Exercise inputs:
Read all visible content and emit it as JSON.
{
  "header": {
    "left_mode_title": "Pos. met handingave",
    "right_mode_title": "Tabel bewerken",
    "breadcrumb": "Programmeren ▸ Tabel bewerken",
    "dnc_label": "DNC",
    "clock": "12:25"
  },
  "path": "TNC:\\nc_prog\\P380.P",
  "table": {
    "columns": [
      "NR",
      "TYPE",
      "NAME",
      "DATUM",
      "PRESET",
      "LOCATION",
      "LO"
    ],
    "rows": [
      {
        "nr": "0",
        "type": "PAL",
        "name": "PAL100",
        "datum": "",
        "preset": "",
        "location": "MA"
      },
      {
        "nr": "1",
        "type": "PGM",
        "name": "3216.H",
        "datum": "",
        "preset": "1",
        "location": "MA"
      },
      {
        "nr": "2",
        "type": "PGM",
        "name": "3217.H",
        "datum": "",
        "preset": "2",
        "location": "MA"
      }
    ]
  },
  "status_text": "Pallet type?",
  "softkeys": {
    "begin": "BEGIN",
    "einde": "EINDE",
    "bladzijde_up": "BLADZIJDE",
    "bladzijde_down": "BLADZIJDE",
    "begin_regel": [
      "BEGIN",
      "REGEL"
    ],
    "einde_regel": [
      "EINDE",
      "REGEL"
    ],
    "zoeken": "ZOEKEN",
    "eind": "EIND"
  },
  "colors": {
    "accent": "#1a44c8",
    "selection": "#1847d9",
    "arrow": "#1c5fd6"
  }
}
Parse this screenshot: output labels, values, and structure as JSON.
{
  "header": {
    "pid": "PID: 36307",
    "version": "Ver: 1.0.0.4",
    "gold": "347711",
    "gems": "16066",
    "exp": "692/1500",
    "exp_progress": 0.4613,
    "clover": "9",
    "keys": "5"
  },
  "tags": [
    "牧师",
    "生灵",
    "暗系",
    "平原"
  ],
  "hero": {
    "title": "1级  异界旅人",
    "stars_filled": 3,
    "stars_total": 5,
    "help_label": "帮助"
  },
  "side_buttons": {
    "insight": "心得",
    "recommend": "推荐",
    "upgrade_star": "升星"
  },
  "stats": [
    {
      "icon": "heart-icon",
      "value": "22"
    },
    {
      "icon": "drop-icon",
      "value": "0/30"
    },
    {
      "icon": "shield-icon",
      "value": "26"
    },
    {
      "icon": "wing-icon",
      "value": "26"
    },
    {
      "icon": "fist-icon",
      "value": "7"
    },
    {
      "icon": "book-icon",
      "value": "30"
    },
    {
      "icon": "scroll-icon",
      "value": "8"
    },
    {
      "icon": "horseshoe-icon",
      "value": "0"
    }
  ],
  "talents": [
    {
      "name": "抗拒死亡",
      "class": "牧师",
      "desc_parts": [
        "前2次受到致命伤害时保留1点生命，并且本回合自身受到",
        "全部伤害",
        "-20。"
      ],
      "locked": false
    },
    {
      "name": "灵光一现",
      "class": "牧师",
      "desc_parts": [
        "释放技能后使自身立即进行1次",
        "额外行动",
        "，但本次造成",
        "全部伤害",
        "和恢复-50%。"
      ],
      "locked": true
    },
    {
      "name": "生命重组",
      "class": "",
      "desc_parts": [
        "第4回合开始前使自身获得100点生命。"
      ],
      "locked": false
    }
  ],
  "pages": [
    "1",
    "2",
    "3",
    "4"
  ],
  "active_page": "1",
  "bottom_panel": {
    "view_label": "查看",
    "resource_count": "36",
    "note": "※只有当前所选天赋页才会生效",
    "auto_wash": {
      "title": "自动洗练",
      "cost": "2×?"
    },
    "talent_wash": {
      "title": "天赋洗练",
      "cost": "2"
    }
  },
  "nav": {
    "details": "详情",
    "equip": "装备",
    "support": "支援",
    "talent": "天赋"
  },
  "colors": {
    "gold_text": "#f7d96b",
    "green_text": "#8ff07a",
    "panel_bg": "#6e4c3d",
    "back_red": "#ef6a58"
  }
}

Goal: Of the lines above, how many hold the string "BLADZIJDE"? Answer with only the number.

Task solution: 2